--- TASK STATEMENT ---
Repeat the full listing below verbatim and keep the images out.

Extracted data entries:
######

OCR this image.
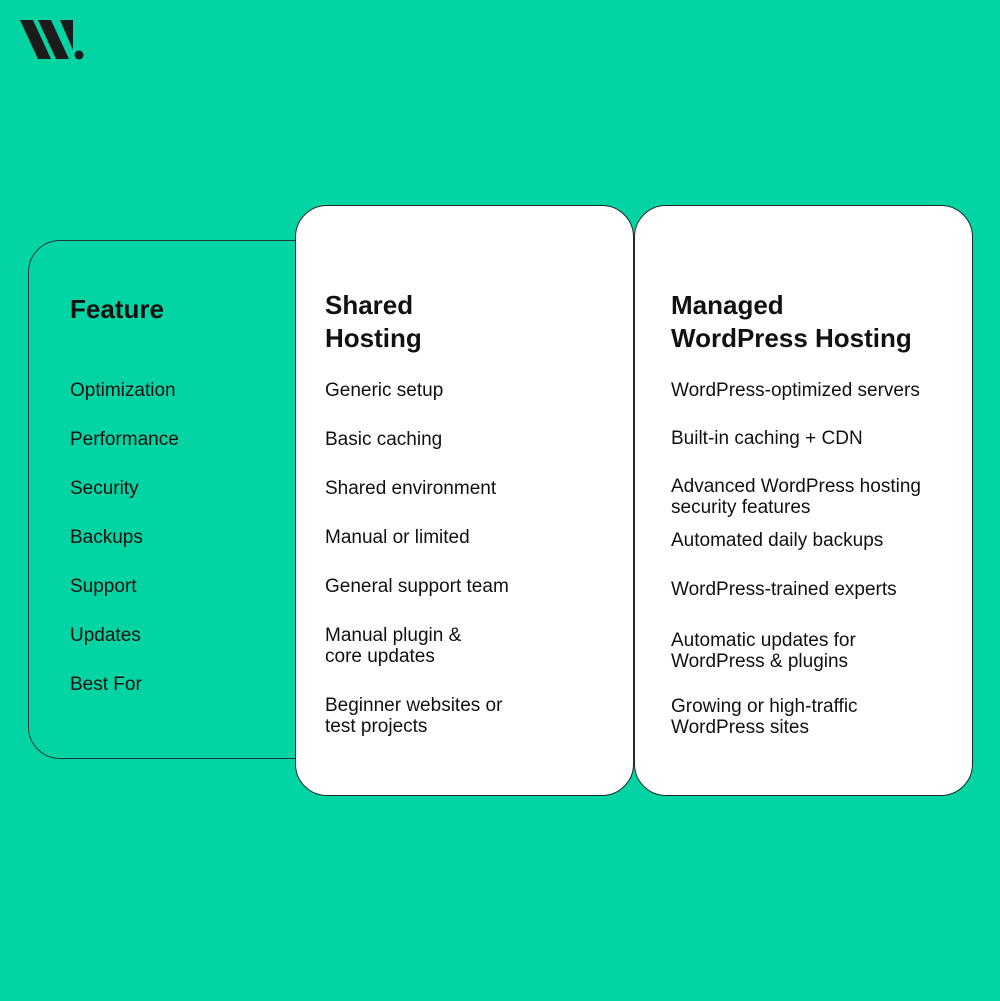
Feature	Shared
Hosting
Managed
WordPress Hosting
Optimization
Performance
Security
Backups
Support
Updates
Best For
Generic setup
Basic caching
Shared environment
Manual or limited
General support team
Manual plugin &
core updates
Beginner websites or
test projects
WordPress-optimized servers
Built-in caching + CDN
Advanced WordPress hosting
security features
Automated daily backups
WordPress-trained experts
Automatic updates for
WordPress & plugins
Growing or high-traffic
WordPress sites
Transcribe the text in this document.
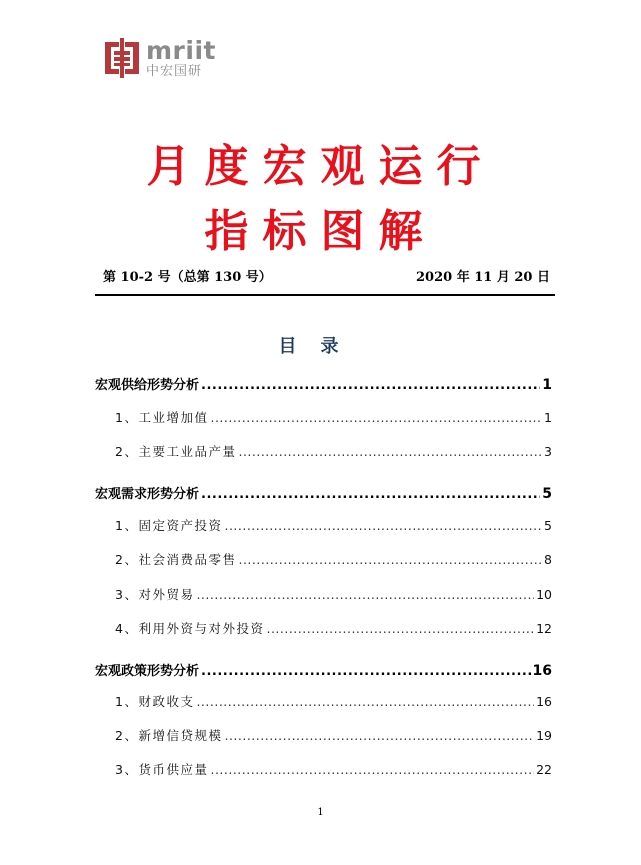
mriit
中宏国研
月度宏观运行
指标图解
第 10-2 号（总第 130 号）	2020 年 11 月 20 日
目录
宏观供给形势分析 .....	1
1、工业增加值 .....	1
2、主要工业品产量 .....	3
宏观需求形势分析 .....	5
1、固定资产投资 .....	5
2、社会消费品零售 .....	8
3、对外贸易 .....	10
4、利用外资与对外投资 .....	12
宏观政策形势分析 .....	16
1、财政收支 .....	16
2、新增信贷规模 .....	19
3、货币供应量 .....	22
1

######

--- FINAL RESULT ---
OCR this image.
Feature	Shared
Hosting
Managed
WordPress Hosting
Optimization
Performance
Security
Backups
Support
Updates
Best For
Generic setup
Basic caching
Shared environment
Manual or limited
General support team
Manual plugin &
core updates
Beginner websites or
test projects
WordPress-optimized servers
Built-in caching + CDN
Advanced WordPress hosting
security features
Automated daily backups
WordPress-trained experts
Automatic updates for
WordPress & plugins
Growing or high-traffic
WordPress sites
Transcribe the text in this document.
mriit
中宏国研
月度宏观运行
指标图解
第 10-2 号（总第 130 号）	2020 年 11 月 20 日
目录
宏观供给形势分析 .....	1
1、工业增加值 .....	1
2、主要工业品产量 .....	3
宏观需求形势分析 .....	5
1、固定资产投资 .....	5
2、社会消费品零售 .....	8
3、对外贸易 .....	10
4、利用外资与对外投资 .....	12
宏观政策形势分析 .....	16
1、财政收支 .....	16
2、新增信贷规模 .....	19
3、货币供应量 .....	22
1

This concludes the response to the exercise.